◆ What you have to do: In the entries, find all lines that hold the word "color" and copy them.

──────── Listing ────────

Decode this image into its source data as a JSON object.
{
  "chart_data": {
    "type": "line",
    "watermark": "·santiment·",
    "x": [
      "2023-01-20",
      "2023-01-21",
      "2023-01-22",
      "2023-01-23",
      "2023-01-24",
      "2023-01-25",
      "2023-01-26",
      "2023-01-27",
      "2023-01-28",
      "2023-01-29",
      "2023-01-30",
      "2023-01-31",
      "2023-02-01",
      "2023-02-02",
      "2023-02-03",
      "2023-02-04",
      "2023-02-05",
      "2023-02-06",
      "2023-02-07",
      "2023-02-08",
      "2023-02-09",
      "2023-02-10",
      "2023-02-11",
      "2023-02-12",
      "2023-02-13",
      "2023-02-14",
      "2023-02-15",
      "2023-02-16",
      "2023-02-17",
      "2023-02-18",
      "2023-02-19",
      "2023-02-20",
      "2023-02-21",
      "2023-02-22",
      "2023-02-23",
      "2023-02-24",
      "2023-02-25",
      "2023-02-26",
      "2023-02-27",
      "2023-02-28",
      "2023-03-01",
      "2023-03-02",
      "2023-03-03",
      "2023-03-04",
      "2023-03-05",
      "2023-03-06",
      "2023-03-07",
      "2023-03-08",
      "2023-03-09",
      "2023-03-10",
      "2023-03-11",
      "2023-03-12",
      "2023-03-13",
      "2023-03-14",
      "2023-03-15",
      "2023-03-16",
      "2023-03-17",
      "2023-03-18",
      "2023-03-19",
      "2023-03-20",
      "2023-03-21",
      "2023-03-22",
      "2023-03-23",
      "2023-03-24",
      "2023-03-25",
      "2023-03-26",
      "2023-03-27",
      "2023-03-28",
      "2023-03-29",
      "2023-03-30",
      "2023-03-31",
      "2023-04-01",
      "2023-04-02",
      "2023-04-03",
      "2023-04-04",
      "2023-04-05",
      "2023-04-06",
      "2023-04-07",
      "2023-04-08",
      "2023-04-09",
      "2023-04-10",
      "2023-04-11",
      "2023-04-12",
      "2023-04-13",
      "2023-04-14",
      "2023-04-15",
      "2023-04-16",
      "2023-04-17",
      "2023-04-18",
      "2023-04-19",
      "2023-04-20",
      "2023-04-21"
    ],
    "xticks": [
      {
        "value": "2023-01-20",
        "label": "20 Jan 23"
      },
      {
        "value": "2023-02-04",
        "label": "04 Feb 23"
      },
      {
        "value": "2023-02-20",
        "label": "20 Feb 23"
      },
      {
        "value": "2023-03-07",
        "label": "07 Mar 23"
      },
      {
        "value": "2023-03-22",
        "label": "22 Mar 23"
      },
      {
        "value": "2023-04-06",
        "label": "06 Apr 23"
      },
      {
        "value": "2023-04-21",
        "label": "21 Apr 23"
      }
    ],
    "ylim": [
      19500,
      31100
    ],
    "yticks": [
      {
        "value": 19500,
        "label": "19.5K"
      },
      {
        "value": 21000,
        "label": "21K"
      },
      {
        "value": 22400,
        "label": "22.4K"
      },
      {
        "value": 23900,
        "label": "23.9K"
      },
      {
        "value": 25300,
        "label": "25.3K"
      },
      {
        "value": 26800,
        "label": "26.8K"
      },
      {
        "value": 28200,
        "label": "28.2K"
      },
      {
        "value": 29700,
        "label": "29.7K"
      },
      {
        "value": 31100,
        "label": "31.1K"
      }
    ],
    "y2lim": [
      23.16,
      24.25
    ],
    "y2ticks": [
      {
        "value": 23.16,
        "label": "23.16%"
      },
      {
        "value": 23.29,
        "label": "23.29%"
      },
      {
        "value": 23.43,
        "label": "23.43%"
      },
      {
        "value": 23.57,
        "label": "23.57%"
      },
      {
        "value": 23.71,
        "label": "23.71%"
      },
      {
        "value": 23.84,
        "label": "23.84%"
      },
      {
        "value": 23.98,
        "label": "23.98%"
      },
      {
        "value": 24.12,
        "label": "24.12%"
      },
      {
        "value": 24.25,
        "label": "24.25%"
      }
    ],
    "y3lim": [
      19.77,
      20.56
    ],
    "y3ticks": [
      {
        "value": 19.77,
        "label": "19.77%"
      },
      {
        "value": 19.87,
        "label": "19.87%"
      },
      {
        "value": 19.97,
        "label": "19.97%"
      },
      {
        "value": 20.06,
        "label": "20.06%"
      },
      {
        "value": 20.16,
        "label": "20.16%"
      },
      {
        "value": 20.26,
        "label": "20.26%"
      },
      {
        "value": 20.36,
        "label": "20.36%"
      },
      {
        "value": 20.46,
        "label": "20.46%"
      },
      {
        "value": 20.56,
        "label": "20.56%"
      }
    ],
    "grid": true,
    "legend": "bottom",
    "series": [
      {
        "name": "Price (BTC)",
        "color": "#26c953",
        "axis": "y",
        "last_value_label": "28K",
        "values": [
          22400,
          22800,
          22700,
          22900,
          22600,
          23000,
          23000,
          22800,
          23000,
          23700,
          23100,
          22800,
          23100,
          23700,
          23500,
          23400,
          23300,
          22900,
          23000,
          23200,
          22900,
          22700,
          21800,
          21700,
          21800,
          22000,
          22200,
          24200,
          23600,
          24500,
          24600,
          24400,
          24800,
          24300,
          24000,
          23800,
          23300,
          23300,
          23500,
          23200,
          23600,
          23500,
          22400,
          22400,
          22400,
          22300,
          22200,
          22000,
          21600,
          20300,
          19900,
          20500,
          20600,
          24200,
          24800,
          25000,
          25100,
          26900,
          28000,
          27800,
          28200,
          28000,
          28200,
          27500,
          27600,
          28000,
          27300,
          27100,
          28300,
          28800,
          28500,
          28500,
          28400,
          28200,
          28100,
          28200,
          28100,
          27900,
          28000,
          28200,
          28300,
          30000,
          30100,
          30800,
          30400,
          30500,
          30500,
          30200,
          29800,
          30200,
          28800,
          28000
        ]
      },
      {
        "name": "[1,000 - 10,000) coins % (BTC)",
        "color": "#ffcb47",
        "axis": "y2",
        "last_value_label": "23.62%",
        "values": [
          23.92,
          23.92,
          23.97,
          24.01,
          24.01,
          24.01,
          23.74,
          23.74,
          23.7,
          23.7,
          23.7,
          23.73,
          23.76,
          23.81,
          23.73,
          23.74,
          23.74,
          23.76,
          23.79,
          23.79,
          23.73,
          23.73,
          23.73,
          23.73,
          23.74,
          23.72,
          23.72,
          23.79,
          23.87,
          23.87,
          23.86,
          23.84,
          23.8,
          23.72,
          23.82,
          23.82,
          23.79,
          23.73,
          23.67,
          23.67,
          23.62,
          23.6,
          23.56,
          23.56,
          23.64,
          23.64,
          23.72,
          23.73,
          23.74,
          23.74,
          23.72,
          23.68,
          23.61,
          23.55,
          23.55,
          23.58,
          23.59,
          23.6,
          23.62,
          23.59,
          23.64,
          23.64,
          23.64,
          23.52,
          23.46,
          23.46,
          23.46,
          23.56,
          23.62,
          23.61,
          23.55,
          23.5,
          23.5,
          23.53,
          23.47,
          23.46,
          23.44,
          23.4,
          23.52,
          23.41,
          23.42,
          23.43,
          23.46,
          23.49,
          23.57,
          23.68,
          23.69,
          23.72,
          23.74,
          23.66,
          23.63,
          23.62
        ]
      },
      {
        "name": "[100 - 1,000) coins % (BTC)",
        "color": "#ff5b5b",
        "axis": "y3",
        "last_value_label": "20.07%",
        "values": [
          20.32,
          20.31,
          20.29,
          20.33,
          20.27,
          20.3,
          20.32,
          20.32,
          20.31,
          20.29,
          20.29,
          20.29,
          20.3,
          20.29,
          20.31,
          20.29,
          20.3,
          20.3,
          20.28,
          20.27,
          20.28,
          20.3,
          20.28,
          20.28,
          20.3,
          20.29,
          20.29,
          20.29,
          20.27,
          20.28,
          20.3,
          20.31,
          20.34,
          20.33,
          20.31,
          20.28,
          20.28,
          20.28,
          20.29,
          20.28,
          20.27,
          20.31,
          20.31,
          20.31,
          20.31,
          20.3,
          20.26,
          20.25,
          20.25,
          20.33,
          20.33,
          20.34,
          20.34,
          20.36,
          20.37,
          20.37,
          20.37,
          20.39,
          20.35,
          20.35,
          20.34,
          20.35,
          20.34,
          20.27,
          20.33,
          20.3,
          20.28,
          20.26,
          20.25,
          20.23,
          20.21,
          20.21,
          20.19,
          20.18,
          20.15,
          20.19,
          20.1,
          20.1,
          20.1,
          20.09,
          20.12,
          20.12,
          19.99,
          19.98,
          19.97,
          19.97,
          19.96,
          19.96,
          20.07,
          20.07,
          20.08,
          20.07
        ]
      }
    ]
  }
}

────────

◆ Answer for this exercise:
        "color": "#26c953",
        "color": "#ffcb47",
        "color": "#ff5b5b",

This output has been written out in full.